Report how many lines include the word "Static", and nothing besides that number.

Items from a figure collection:
=-=-=-=-=
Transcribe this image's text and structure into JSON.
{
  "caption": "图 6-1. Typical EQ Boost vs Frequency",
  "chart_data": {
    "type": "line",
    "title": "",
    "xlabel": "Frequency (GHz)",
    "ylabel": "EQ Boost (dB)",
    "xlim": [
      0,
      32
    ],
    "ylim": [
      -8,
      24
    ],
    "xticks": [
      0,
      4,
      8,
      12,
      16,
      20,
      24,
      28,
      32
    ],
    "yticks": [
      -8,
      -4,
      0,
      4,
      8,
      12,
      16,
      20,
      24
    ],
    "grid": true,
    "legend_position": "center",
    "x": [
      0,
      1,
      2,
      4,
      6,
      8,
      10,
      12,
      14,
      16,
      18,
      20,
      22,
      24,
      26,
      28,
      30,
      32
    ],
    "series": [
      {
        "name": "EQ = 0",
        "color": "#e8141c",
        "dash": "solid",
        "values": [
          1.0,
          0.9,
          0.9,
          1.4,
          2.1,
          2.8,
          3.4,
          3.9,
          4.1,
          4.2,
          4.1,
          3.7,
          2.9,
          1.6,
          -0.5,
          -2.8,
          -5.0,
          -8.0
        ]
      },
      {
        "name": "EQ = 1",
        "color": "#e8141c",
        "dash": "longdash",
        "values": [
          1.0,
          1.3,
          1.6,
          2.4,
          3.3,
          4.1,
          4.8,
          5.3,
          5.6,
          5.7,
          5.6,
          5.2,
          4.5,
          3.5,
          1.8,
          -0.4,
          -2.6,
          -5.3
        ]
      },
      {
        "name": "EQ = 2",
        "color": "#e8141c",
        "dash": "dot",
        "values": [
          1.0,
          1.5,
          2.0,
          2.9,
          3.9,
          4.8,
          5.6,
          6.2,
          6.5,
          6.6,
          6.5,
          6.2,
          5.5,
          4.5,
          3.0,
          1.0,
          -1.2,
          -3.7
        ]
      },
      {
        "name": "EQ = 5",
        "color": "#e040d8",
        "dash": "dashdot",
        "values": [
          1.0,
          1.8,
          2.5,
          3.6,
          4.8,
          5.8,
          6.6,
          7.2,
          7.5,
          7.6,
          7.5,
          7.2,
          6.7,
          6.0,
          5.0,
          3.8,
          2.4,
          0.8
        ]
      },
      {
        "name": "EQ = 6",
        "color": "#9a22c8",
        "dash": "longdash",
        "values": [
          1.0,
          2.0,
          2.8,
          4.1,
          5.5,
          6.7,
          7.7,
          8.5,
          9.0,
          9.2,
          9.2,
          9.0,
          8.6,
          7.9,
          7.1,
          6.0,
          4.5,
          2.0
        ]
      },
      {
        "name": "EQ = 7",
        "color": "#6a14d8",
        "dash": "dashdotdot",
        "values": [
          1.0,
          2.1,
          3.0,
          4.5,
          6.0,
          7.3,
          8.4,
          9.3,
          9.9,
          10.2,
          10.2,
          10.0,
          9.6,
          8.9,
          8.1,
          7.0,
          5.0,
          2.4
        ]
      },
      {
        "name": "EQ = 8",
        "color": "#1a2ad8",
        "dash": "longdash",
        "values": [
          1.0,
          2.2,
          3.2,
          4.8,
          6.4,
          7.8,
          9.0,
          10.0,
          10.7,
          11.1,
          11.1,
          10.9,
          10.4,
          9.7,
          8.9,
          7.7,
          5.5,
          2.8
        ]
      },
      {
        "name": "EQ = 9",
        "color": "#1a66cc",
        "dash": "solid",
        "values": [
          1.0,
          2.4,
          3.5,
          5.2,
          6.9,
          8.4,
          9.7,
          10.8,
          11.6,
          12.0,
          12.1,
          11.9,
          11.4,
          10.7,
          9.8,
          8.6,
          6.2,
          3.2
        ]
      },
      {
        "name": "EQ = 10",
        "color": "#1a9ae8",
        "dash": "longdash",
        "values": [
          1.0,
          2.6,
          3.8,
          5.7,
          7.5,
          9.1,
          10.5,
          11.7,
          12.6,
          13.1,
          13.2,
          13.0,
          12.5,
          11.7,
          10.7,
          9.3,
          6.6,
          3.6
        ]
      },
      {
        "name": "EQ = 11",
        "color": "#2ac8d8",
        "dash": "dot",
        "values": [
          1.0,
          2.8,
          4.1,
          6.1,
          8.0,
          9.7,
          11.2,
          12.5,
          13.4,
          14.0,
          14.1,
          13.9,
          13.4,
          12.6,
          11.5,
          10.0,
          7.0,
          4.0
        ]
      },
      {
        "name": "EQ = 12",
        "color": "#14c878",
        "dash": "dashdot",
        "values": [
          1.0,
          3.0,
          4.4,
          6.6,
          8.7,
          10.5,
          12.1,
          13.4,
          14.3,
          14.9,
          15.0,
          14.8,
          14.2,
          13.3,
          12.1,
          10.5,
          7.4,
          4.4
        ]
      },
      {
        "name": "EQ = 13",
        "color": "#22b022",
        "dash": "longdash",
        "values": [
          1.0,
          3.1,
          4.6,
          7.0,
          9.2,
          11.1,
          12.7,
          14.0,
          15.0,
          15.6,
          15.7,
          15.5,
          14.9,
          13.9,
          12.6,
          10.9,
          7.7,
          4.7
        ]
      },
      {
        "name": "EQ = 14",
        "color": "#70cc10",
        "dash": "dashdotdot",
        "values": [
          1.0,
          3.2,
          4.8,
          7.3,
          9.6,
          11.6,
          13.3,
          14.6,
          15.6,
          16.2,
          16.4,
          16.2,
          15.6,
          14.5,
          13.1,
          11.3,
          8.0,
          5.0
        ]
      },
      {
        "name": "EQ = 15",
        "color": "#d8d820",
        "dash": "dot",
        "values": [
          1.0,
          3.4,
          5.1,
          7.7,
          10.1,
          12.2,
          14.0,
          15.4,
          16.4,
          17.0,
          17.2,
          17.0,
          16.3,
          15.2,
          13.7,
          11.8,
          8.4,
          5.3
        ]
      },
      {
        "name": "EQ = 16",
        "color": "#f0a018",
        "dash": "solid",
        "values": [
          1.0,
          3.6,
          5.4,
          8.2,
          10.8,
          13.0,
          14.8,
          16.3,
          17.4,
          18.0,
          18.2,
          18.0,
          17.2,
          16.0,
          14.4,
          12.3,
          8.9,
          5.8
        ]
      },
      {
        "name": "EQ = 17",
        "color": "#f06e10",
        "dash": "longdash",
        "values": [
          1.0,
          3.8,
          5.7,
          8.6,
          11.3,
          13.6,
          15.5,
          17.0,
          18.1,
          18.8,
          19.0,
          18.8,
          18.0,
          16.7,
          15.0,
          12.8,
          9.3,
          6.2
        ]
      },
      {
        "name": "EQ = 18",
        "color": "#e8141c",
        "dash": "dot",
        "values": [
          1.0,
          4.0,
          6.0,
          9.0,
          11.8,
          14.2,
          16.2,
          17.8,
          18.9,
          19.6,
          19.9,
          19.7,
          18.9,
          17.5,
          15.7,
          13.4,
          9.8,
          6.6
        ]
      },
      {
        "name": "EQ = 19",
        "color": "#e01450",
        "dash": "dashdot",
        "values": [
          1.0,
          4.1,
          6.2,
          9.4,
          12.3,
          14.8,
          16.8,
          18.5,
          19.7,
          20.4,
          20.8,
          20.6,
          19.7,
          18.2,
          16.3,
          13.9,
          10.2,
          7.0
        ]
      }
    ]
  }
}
=-=-=-=-=
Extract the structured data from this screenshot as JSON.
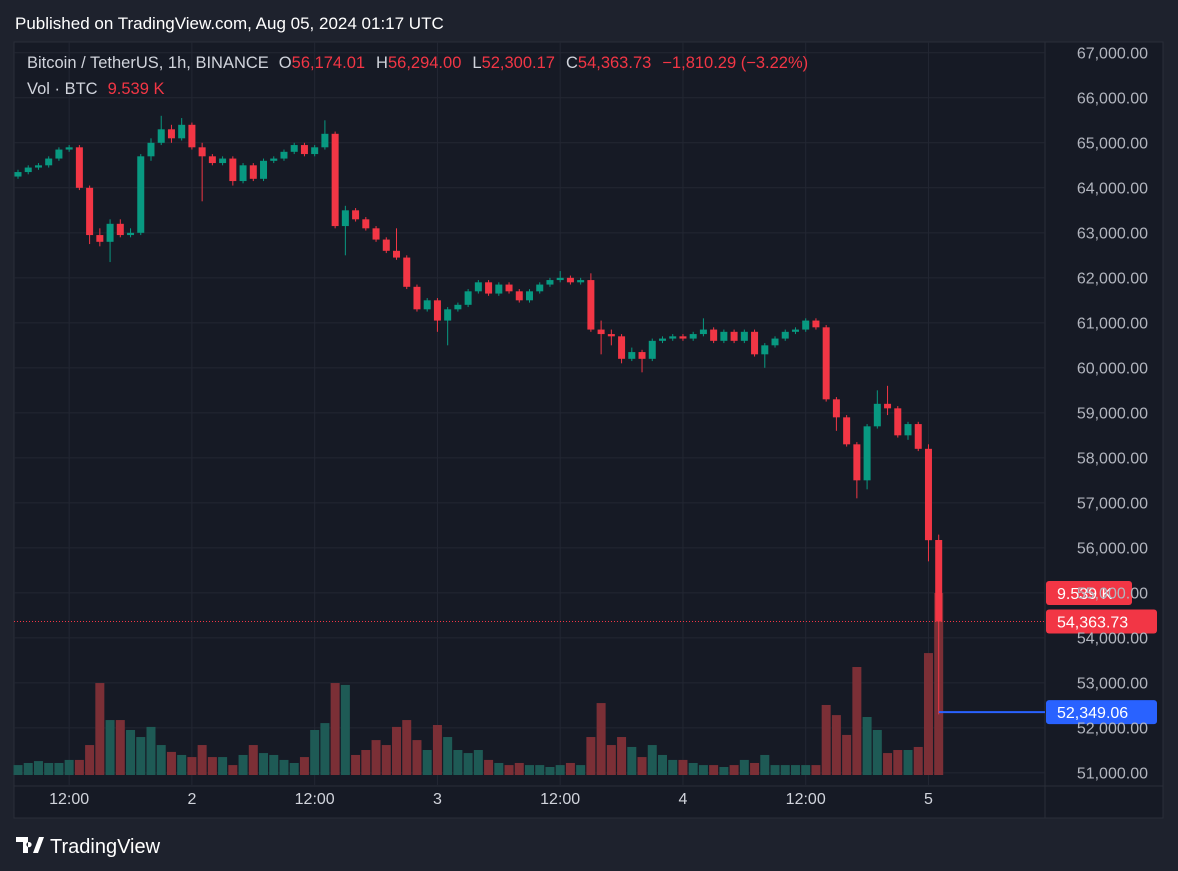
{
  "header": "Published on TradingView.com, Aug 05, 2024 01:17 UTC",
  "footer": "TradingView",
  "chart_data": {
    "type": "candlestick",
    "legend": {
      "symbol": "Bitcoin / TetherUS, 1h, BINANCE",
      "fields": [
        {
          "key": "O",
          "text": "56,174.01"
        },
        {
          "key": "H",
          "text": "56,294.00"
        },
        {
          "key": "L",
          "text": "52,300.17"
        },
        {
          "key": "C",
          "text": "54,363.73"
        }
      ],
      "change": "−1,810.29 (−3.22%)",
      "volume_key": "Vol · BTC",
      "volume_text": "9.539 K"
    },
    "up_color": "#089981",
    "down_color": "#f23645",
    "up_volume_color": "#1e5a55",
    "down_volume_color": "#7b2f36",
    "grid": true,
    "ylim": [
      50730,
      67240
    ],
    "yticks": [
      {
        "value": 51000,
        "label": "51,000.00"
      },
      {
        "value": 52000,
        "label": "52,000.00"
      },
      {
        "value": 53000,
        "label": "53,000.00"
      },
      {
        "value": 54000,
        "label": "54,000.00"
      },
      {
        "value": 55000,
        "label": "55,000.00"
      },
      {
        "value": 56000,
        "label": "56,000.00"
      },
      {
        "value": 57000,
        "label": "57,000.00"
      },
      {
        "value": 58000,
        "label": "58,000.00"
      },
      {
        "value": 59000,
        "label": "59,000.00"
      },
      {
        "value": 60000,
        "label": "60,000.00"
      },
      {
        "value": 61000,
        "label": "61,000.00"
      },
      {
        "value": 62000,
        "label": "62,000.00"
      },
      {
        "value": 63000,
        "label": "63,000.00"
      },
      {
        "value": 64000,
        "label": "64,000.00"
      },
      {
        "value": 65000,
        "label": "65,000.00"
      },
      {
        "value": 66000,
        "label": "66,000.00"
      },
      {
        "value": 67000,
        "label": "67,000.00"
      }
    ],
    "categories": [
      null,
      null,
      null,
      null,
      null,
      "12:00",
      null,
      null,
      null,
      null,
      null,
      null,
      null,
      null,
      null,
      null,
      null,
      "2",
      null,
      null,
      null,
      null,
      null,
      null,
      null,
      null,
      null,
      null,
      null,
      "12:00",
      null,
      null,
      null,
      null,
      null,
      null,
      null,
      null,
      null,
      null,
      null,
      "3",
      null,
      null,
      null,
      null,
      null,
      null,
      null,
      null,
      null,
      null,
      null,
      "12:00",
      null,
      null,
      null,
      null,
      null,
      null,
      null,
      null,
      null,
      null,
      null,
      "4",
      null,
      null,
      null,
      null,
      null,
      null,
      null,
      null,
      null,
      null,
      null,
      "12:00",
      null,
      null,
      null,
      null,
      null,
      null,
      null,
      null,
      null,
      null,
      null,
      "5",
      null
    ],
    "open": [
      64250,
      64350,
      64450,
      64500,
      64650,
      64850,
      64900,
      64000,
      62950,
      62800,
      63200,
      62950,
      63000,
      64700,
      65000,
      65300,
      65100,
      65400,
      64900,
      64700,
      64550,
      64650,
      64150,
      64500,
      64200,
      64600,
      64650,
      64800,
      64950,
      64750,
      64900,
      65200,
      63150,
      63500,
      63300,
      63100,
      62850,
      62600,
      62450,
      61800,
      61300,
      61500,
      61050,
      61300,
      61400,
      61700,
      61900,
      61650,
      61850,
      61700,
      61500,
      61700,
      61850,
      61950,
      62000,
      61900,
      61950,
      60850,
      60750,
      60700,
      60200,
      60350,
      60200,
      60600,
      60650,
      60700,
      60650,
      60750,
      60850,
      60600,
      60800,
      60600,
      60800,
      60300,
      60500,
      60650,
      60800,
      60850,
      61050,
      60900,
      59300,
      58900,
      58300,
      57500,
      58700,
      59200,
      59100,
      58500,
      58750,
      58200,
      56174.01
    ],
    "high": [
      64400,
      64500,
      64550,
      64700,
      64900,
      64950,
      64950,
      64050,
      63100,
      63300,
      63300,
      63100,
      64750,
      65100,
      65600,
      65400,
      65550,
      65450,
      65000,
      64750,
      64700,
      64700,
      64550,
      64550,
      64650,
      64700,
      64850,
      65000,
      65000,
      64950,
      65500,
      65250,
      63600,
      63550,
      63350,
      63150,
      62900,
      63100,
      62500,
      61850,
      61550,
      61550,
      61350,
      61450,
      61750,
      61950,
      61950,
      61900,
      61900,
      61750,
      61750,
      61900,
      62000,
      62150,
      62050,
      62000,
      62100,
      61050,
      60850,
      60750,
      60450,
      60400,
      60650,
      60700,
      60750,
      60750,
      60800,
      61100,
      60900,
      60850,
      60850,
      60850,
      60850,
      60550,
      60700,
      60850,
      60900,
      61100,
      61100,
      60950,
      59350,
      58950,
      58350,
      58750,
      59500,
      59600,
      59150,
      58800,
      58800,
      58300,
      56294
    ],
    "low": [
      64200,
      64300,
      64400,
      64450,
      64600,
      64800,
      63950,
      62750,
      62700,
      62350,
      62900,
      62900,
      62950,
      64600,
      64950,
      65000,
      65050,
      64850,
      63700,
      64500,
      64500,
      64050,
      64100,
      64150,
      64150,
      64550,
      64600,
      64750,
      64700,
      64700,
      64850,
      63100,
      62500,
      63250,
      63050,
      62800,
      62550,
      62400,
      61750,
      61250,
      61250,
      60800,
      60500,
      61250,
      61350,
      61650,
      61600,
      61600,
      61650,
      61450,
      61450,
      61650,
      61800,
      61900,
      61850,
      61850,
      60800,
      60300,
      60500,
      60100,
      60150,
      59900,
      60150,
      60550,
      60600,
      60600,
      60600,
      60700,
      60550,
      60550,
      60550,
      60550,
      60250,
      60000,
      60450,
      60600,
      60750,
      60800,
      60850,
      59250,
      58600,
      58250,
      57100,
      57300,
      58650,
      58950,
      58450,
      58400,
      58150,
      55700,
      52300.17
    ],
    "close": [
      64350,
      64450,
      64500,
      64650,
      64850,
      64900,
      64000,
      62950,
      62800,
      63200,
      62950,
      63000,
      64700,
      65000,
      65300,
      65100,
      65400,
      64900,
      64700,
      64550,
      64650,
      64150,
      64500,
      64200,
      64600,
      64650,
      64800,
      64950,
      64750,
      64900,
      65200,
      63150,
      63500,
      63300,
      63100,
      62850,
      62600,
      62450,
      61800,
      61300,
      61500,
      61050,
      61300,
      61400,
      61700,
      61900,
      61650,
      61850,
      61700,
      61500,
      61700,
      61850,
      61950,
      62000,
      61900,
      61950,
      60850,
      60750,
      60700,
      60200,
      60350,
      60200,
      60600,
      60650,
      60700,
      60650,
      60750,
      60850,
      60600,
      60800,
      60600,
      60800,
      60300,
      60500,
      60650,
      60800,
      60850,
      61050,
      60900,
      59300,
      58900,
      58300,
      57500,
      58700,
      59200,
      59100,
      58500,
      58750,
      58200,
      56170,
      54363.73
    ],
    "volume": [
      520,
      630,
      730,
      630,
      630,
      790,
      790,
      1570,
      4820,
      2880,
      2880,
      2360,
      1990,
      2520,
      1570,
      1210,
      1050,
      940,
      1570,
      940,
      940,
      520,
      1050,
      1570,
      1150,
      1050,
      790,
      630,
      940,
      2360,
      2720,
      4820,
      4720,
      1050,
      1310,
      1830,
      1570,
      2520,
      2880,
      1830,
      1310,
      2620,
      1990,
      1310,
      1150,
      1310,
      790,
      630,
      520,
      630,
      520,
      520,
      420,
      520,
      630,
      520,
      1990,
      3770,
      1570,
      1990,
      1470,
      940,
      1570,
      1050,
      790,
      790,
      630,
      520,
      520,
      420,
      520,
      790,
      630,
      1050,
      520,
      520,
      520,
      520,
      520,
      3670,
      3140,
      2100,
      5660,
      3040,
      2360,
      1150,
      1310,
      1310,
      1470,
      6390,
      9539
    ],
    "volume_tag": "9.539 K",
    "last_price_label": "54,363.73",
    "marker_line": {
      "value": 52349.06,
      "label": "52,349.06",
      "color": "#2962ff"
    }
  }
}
=-=-=-=-=
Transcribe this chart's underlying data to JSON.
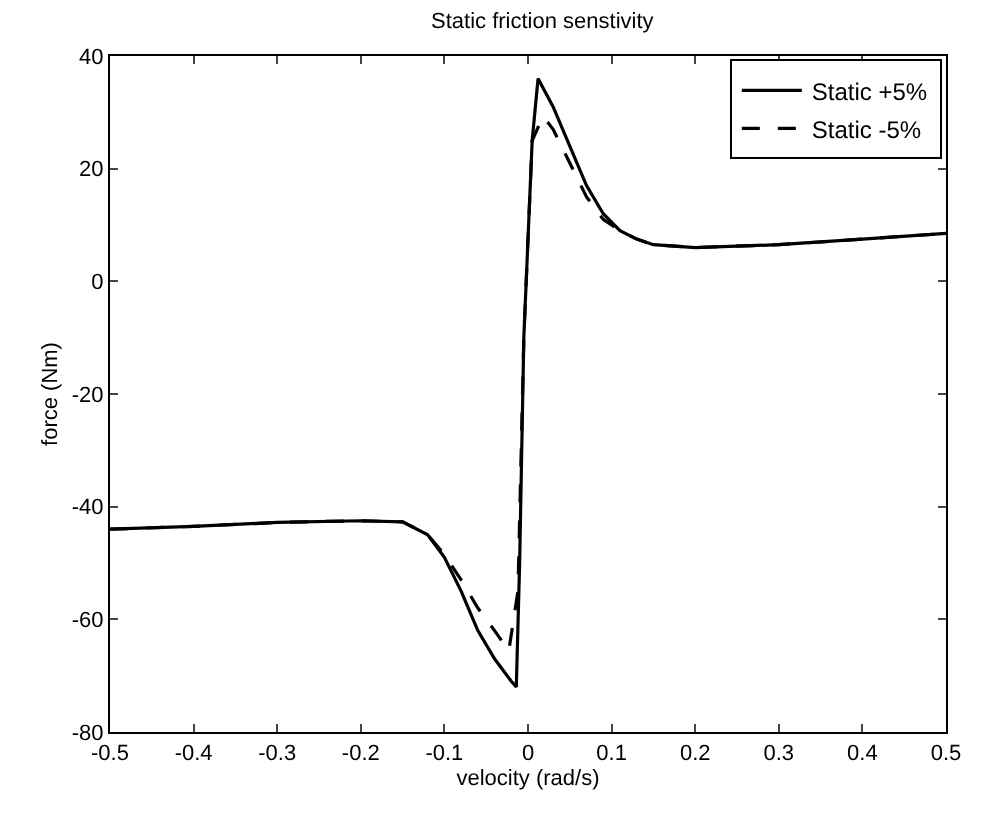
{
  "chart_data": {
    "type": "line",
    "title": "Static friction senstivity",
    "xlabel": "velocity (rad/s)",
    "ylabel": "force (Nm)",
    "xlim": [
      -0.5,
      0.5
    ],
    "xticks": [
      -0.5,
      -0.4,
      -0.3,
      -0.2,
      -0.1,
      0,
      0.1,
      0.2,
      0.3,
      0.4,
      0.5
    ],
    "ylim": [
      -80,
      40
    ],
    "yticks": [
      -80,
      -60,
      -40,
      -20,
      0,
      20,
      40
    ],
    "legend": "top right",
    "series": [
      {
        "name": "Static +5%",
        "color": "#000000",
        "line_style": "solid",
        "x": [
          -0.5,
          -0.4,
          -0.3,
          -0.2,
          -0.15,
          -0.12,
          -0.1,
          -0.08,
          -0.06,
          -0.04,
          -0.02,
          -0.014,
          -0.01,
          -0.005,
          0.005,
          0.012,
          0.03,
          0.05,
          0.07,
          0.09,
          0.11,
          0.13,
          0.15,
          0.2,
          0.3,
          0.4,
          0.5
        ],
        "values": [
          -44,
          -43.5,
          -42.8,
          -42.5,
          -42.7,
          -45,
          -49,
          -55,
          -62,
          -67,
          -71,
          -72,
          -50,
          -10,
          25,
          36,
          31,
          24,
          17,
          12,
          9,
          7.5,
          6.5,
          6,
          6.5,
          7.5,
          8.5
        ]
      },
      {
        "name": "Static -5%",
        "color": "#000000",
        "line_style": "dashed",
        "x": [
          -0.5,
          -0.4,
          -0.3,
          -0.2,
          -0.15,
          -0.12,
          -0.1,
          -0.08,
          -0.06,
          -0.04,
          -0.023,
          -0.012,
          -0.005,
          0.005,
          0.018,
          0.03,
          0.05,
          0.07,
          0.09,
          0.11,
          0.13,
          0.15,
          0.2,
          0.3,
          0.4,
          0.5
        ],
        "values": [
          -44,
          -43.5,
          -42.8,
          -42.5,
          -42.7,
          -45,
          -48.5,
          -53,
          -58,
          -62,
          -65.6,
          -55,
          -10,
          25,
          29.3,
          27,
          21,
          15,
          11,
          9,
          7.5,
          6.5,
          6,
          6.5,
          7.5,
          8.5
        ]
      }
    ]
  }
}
=-=-=-=-=
*TASK RESULT:*
3